--- start of Input records ---
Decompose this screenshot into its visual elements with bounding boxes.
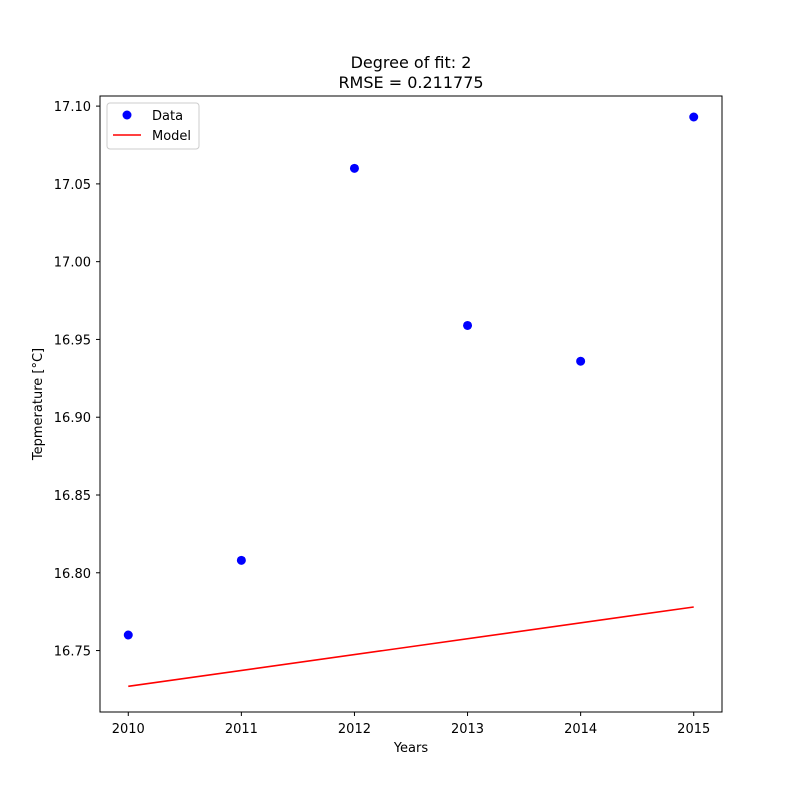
y-tick-label: 16.90	[54, 411, 91, 426]
plot-frame	[99, 95, 723, 713]
x-tick-label: 2014	[564, 722, 597, 737]
y-tick-label: 16.75	[54, 645, 91, 660]
legend-label-model: Model	[152, 129, 191, 144]
y-axis-label: Tepmerature [°C]	[31, 348, 46, 461]
data-point	[689, 112, 699, 122]
x-tick-label: 2010	[112, 722, 145, 737]
x-tick-label: 2012	[338, 722, 371, 737]
plot-area: 2010 2011 2012 2013 2014 2015 16.75 16.80 16.85…	[54, 95, 723, 737]
x-axis-label: Years	[393, 741, 429, 756]
x-tick-label: 2015	[677, 722, 710, 737]
x-axis-ticks: 2010 2011 2012 2013 2014 2015	[112, 712, 710, 737]
y-tick-label: 16.80	[54, 567, 91, 582]
y-axis-ticks: 16.75 16.80 16.85 16.90 16.95 17.00 17.05 17.10	[54, 100, 100, 660]
data-point	[123, 630, 133, 640]
y-tick-label: 16.95	[54, 333, 91, 348]
y-tick-label: 17.05	[54, 178, 91, 193]
y-tick-label: 17.00	[54, 256, 91, 271]
legend: Data Model	[106, 102, 200, 150]
x-tick-label: 2011	[225, 722, 258, 737]
series-layer	[123, 112, 699, 688]
y-tick-label: 16.85	[54, 489, 91, 504]
data-point	[236, 555, 246, 565]
y-tick-label: 17.10	[54, 100, 91, 115]
data-point	[349, 163, 359, 173]
legend-label-data: Data	[152, 109, 183, 124]
data-point	[463, 320, 473, 330]
x-tick-label: 2013	[451, 722, 484, 737]
chart-title-line-2: RMSE = 0.211775	[338, 73, 483, 92]
data-point	[576, 356, 586, 366]
model-line	[128, 606, 694, 688]
legend-marker-data	[122, 110, 132, 120]
chart-title-line-1: Degree of fit: 2	[351, 53, 472, 72]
--- end of Input records ---
Locate each line in the records above that contains the string "legend" and copy those lines.

[Output]
legend-label-model: Model	[152, 129, 191, 144]
legend: Data Model	[106, 102, 200, 150]
legend-label-data: Data	[152, 109, 183, 124]
legend-marker-data	[122, 110, 132, 120]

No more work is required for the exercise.